_Aim of the exercise_
Copy out every line exactly as given.

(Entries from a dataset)

######

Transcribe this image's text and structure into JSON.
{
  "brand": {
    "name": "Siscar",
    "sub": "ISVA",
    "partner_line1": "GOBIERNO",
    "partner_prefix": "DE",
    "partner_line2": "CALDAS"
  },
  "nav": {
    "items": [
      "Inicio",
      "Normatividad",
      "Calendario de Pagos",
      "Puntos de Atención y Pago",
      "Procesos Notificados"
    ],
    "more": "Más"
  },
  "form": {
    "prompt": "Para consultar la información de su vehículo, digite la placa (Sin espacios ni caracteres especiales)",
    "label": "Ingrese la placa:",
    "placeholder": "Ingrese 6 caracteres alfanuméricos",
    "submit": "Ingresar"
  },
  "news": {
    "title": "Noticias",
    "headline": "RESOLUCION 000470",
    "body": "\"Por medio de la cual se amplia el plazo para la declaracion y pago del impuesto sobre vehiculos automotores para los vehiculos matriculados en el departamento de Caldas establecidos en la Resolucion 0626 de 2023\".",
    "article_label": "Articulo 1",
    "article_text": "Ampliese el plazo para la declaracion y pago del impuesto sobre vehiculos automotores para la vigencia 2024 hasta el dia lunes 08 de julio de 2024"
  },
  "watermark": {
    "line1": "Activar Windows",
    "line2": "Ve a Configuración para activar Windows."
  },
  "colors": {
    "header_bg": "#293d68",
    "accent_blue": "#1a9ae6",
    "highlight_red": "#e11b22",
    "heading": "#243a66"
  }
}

######

_Answer to the task_
Transcribe this image's text and structure into JSON.
{
  "brand": {
    "name": "Siscar",
    "sub": "ISVA",
    "partner_line1": "GOBIERNO",
    "partner_prefix": "DE",
    "partner_line2": "CALDAS"
  },
  "nav": {
    "items": [
      "Inicio",
      "Normatividad",
      "Calendario de Pagos",
      "Puntos de Atención y Pago",
      "Procesos Notificados"
    ],
    "more": "Más"
  },
  "form": {
    "prompt": "Para consultar la información de su vehículo, digite la placa (Sin espacios ni caracteres especiales)",
    "label": "Ingrese la placa:",
    "placeholder": "Ingrese 6 caracteres alfanuméricos",
    "submit": "Ingresar"
  },
  "news": {
    "title": "Noticias",
    "headline": "RESOLUCION 000470",
    "body": "\"Por medio de la cual se amplia el plazo para la declaracion y pago del impuesto sobre vehiculos automotores para los vehiculos matriculados en el departamento de Caldas establecidos en la Resolucion 0626 de 2023\".",
    "article_label": "Articulo 1",
    "article_text": "Ampliese el plazo para la declaracion y pago del impuesto sobre vehiculos automotores para la vigencia 2024 hasta el dia lunes 08 de julio de 2024"
  },
  "watermark": {
    "line1": "Activar Windows",
    "line2": "Ve a Configuración para activar Windows."
  },
  "colors": {
    "header_bg": "#293d68",
    "accent_blue": "#1a9ae6",
    "highlight_red": "#e11b22",
    "heading": "#243a66"
  }
}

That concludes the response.